-- Start of RECORDS PROVIDED --
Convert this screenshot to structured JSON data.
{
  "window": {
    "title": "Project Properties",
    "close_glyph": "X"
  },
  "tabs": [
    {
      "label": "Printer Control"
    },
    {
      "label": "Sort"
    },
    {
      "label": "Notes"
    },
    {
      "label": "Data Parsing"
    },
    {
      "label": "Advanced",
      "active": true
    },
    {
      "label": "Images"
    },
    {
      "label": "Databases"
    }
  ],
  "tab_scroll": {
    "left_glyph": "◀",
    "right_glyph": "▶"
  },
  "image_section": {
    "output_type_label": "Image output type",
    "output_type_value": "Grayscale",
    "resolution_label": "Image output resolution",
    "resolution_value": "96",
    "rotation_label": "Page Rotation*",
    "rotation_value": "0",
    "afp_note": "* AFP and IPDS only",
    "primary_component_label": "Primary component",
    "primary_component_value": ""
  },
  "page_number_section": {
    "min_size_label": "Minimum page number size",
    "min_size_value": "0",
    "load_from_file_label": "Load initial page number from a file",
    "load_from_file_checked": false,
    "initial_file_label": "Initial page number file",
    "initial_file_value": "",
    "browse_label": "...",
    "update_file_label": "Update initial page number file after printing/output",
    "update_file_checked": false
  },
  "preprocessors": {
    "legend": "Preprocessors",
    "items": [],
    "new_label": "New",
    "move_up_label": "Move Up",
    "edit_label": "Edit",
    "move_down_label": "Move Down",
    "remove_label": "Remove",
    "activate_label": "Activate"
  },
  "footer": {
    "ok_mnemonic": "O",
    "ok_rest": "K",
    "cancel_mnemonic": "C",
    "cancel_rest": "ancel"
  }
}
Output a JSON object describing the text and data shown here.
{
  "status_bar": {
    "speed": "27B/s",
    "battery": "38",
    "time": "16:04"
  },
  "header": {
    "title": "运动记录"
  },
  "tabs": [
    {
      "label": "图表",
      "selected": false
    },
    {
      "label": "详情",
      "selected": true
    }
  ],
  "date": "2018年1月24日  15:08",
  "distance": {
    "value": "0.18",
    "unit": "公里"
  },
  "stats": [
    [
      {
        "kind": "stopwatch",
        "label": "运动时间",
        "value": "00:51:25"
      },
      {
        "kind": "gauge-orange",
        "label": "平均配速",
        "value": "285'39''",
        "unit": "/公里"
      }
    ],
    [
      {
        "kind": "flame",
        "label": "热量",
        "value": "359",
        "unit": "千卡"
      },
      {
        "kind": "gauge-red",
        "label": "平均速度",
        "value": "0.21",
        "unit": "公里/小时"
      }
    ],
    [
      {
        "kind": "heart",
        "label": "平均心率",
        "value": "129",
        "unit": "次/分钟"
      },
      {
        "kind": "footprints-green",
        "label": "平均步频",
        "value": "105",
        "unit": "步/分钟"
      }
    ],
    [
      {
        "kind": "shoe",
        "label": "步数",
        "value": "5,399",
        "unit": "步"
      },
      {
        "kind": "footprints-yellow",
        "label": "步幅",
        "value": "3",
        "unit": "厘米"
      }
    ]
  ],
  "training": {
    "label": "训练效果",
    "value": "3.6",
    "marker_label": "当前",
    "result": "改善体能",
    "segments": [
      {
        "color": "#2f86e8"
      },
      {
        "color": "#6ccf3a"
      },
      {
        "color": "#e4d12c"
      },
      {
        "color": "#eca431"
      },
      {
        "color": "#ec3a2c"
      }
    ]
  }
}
-- End of RECORDS PROVIDED --
-- Start of RECORDS PROVIDED --
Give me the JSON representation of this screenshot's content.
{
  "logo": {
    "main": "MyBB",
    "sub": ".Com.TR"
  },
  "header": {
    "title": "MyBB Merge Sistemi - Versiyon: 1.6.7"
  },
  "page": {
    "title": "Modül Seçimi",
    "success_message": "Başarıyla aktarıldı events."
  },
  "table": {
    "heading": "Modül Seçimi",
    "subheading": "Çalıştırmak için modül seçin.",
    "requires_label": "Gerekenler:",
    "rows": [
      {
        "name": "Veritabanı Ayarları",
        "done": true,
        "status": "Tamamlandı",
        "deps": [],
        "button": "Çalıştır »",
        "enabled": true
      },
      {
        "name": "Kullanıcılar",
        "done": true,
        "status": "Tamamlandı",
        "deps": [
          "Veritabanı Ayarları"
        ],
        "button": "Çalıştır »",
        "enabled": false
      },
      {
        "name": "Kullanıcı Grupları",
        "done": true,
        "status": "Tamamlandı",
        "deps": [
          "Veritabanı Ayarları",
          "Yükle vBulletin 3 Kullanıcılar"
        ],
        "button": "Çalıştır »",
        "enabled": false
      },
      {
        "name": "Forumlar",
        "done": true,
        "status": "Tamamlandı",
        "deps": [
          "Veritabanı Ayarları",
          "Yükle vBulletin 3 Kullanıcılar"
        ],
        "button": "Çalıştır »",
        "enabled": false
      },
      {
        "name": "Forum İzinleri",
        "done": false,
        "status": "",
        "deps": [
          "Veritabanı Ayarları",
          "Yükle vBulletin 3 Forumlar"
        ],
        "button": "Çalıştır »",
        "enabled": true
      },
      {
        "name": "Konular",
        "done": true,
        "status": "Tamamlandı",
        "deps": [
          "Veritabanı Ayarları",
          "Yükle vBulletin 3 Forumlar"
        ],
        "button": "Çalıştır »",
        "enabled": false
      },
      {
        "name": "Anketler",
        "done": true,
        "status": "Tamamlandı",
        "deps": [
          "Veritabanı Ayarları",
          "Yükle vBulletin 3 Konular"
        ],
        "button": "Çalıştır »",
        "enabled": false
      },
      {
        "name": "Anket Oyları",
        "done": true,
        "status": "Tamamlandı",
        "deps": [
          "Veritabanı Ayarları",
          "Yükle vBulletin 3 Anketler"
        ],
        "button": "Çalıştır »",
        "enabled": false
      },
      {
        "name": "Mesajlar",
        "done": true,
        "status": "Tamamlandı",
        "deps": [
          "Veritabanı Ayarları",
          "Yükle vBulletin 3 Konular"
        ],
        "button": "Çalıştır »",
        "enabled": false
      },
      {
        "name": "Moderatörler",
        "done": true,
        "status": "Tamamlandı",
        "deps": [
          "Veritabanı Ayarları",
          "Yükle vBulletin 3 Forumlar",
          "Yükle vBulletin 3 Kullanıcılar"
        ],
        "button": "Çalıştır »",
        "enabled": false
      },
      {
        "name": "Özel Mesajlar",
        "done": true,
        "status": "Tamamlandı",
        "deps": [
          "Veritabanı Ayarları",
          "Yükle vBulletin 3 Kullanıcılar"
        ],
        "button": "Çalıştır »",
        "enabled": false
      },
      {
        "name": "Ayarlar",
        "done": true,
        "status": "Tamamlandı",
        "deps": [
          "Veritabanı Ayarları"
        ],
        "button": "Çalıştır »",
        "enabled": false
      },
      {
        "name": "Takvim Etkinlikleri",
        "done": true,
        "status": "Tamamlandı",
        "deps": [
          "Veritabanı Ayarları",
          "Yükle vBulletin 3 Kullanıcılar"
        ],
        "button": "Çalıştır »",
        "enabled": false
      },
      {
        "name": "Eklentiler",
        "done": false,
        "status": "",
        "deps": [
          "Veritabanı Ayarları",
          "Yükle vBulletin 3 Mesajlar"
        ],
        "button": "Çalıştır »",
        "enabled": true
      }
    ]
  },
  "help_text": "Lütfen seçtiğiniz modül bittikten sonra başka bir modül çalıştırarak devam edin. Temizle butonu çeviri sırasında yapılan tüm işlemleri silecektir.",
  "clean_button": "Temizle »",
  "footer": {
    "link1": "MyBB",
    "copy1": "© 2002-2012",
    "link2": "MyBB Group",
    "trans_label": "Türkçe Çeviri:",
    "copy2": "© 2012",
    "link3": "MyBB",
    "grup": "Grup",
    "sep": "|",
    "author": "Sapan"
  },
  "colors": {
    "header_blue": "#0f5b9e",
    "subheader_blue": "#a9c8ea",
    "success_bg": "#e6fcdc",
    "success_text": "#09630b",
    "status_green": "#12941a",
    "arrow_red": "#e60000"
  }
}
-- End of RECORDS PROVIDED --
EXERCISE OBJECTIVE >>
Gather each line in the entries above where the string "this" is found.

FULL RESPONSE >>
Convert this screenshot to structured JSON data.
Give me the JSON representation of this screenshot's content.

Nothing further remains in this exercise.